Write the data below out exactly as it stands. Do not include the pictures.

* start *

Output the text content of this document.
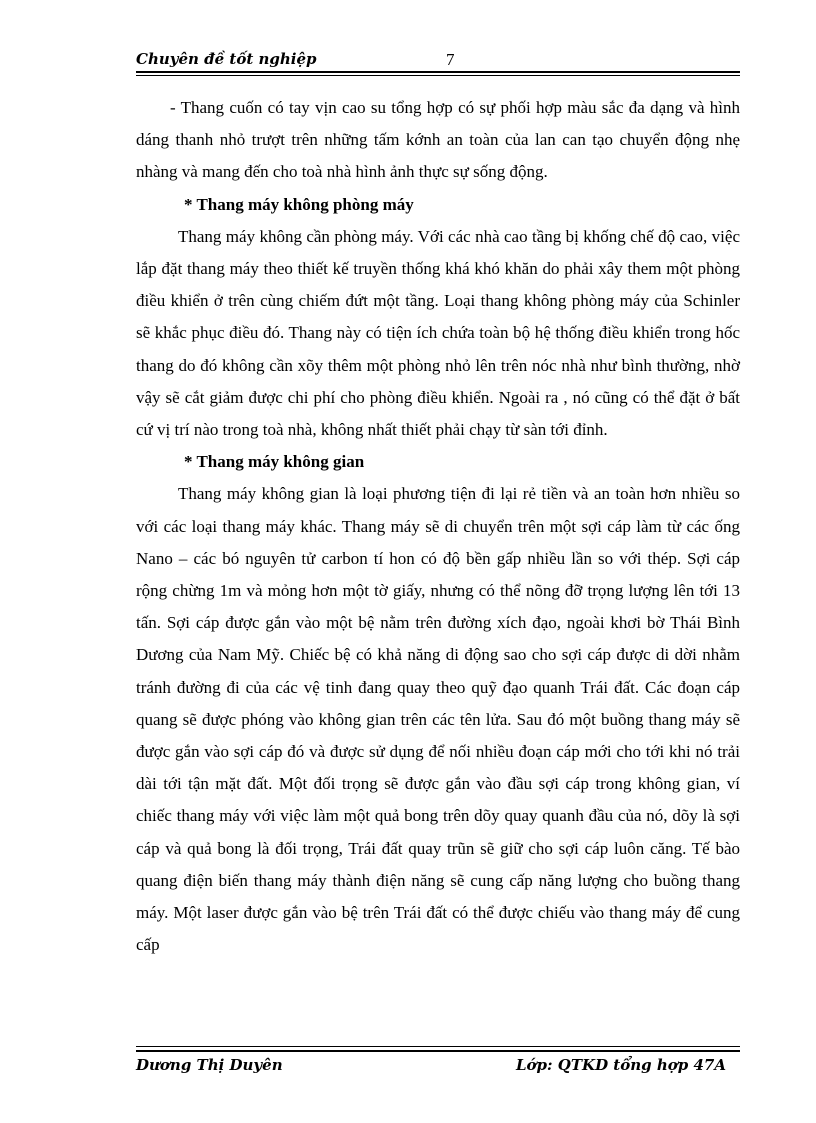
Chuyên đề tốt nghiệp	7

- Thang cuốn có tay vịn cao su tổng hợp có sự phối hợp màu sắc đa dạng và hình dáng thanh nhỏ trượt trên những tấm kớnh an toàn của lan can tạo chuyển động nhẹ nhàng và mang đến cho toà nhà hình ảnh thực sự sống động.

* Thang máy không phòng máy

Thang máy không cần phòng máy. Với các nhà cao tầng bị khống chế độ cao, việc lắp đặt thang máy theo thiết kế truyền thống khá khó khăn do phải xây them một phòng điều khiển ở trên cùng chiếm đứt một tầng. Loại thang không phòng máy của Schinler sẽ khắc phục điều đó. Thang này có tiện ích chứa toàn bộ hệ thống điều khiển trong hốc thang do đó không cần xõy thêm một phòng nhỏ lên trên nóc nhà như bình thường, nhờ vậy sẽ cắt giảm được chi phí cho phòng điều khiển. Ngoài ra , nó cũng có thể đặt ở bất cứ vị trí nào trong toà nhà, không nhất thiết phải chạy từ sàn tới đỉnh.

* Thang máy không gian

Thang máy không gian là loại phương tiện đi lại rẻ tiền và an toàn hơn nhiều so với các loại thang máy khác. Thang máy sẽ di chuyển trên một sợi cáp làm từ các ống Nano – các bó nguyên tử carbon tí hon có độ bền gấp nhiều lần so với thép. Sợi cáp rộng chừng 1m và mỏng hơn một tờ giấy, nhưng có thể nõng đỡ trọng lượng lên tới 13 tấn. Sợi cáp được gắn vào một bệ nằm trên đường xích đạo, ngoài khơi bờ Thái Bình Dương của Nam Mỹ. Chiếc bệ có khả năng di động sao cho sợi cáp được di dời nhằm tránh đường đi của các vệ tinh đang quay theo quỹ đạo quanh Trái đất. Các đoạn cáp quang sẽ được phóng vào không gian trên các tên lửa. Sau đó một buồng thang máy sẽ được gắn vào sợi cáp đó và được sử dụng để nối nhiều đoạn cáp mới cho tới khi nó trải dài tới tận mặt đất. Một đối trọng sẽ được gắn vào đầu sợi cáp trong không gian, ví chiếc thang máy với việc làm một quả bong trên dõy quay quanh đầu của nó, dõy là sợi cáp và quả bong là đối trọng, Trái đất quay trũn sẽ giữ cho sợi cáp luôn căng. Tế bào quang điện biến thang máy thành điện năng sẽ cung cấp năng lượng cho buồng thang máy. Một laser được gắn vào bệ trên Trái đất có thể được chiếu vào thang máy để cung cấp

Dương Thị Duyên	Lớp: QTKD tổng hợp 47A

* end *

■ Exercise response:
Output the text content of this document.
Chuyên đề tốt nghiệp	7

- Thang cuốn có tay vịn cao su tổng hợp có sự phối hợp màu sắc đa dạng và hình dáng thanh nhỏ trượt trên những tấm kớnh an toàn của lan can tạo chuyển động nhẹ nhàng và mang đến cho toà nhà hình ảnh thực sự sống động.

* Thang máy không phòng máy

Thang máy không cần phòng máy. Với các nhà cao tầng bị khống chế độ cao, việc lắp đặt thang máy theo thiết kế truyền thống khá khó khăn do phải xây them một phòng điều khiển ở trên cùng chiếm đứt một tầng. Loại thang không phòng máy của Schinler sẽ khắc phục điều đó. Thang này có tiện ích chứa toàn bộ hệ thống điều khiển trong hốc thang do đó không cần xõy thêm một phòng nhỏ lên trên nóc nhà như bình thường, nhờ vậy sẽ cắt giảm được chi phí cho phòng điều khiển. Ngoài ra , nó cũng có thể đặt ở bất cứ vị trí nào trong toà nhà, không nhất thiết phải chạy từ sàn tới đỉnh.

* Thang máy không gian

Thang máy không gian là loại phương tiện đi lại rẻ tiền và an toàn hơn nhiều so với các loại thang máy khác. Thang máy sẽ di chuyển trên một sợi cáp làm từ các ống Nano – các bó nguyên tử carbon tí hon có độ bền gấp nhiều lần so với thép. Sợi cáp rộng chừng 1m và mỏng hơn một tờ giấy, nhưng có thể nõng đỡ trọng lượng lên tới 13 tấn. Sợi cáp được gắn vào một bệ nằm trên đường xích đạo, ngoài khơi bờ Thái Bình Dương của Nam Mỹ. Chiếc bệ có khả năng di động sao cho sợi cáp được di dời nhằm tránh đường đi của các vệ tinh đang quay theo quỹ đạo quanh Trái đất. Các đoạn cáp quang sẽ được phóng vào không gian trên các tên lửa. Sau đó một buồng thang máy sẽ được gắn vào sợi cáp đó và được sử dụng để nối nhiều đoạn cáp mới cho tới khi nó trải dài tới tận mặt đất. Một đối trọng sẽ được gắn vào đầu sợi cáp trong không gian, ví chiếc thang máy với việc làm một quả bong trên dõy quay quanh đầu của nó, dõy là sợi cáp và quả bong là đối trọng, Trái đất quay trũn sẽ giữ cho sợi cáp luôn căng. Tế bào quang điện biến thang máy thành điện năng sẽ cung cấp năng lượng cho buồng thang máy. Một laser được gắn vào bệ trên Trái đất có thể được chiếu vào thang máy để cung cấp

Dương Thị Duyên	Lớp: QTKD tổng hợp 47A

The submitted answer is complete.